— Begin —

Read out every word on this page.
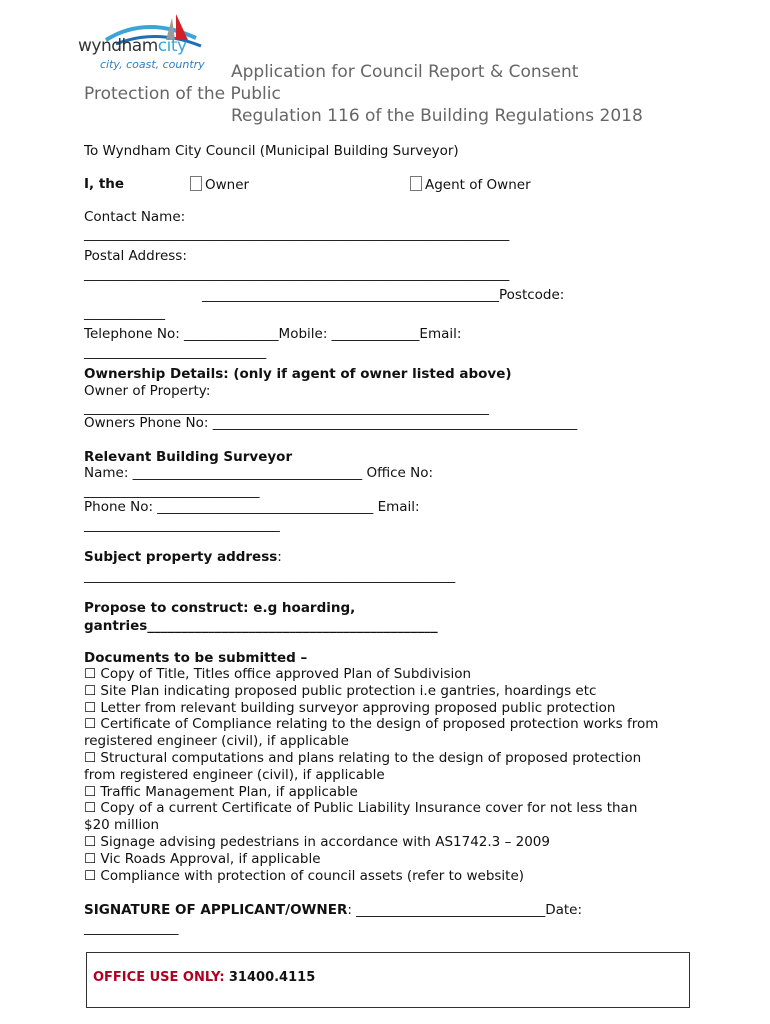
wyndhamcity
city, coast, country Application for Council Report & Consent
Protection of the Public
Regulation 116 of the Building Regulations 2018
To Wyndham City Council (Municipal Building Surveyor)
I, the	Owner	Agent of Owner
Contact Name:
_______________________________________________________________
Postal Address:
_______________________________________________________________
____________________________________________Postcode:
____________
Telephone No: ______________Mobile: _____________Email:
___________________________
Ownership Details: (only if agent of owner listed above)
Owner of Property:
____________________________________________________________
Owners Phone No: ______________________________________________________
Relevant Building Surveyor
Name: __________________________________ Office No:
__________________________
Phone No: ________________________________ Email:
_____________________________
Subject property address:
_______________________________________________________
Propose to construct: e.g hoarding,
gantries___________________________________________
Documents to be submitted –
☐ Copy of Title, Titles office approved Plan of Subdivision
☐ Site Plan indicating proposed public protection i.e gantries, hoardings etc
☐ Letter from relevant building surveyor approving proposed public protection
☐ Certificate of Compliance relating to the design of proposed protection works from
registered engineer (civil), if applicable
☐ Structural computations and plans relating to the design of proposed protection
from registered engineer (civil), if applicable
☐ Traffic Management Plan, if applicable
☐ Copy of a current Certificate of Public Liability Insurance cover for not less than
$20 million
☐ Signage advising pedestrians in accordance with AS1742.3 – 2009
☐ Vic Roads Approval, if applicable
☐ Compliance with protection of council assets (refer to website)
SIGNATURE OF APPLICANT/OWNER: ____________________________Date:
______________
OFFICE USE ONLY: 31400.4115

— End —

Written problem.
State the number of lines in these entries that include the string "Copy". Provide nothing beyond that number.

Completed exercise.
2